** START OF DATA LINES **

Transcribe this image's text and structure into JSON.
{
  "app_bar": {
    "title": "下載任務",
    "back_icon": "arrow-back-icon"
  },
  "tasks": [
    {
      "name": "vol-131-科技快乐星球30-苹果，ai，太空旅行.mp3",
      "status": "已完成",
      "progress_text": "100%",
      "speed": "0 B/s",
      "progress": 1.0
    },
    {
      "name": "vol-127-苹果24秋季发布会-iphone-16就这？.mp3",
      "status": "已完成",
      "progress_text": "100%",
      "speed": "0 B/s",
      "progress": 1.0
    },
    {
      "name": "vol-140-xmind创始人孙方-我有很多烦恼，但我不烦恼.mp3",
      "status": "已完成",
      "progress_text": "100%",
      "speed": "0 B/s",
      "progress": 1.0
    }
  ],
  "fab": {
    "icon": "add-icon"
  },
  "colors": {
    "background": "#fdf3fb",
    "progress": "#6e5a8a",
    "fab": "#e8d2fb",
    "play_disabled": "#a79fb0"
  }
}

** END OF DATA LINES **

▸ **OBJECTIVE**:
From the listing above, extract every line exactly as it stands.

▸ **COMPLETE RESPONSE**:
Transcribe this image's text and structure into JSON.
{
  "app_bar": {
    "title": "下載任務",
    "back_icon": "arrow-back-icon"
  },
  "tasks": [
    {
      "name": "vol-131-科技快乐星球30-苹果，ai，太空旅行.mp3",
      "status": "已完成",
      "progress_text": "100%",
      "speed": "0 B/s",
      "progress": 1.0
    },
    {
      "name": "vol-127-苹果24秋季发布会-iphone-16就这？.mp3",
      "status": "已完成",
      "progress_text": "100%",
      "speed": "0 B/s",
      "progress": 1.0
    },
    {
      "name": "vol-140-xmind创始人孙方-我有很多烦恼，但我不烦恼.mp3",
      "status": "已完成",
      "progress_text": "100%",
      "speed": "0 B/s",
      "progress": 1.0
    }
  ],
  "fab": {
    "icon": "add-icon"
  },
  "colors": {
    "background": "#fdf3fb",
    "progress": "#6e5a8a",
    "fab": "#e8d2fb",
    "play_disabled": "#a79fb0"
  }
}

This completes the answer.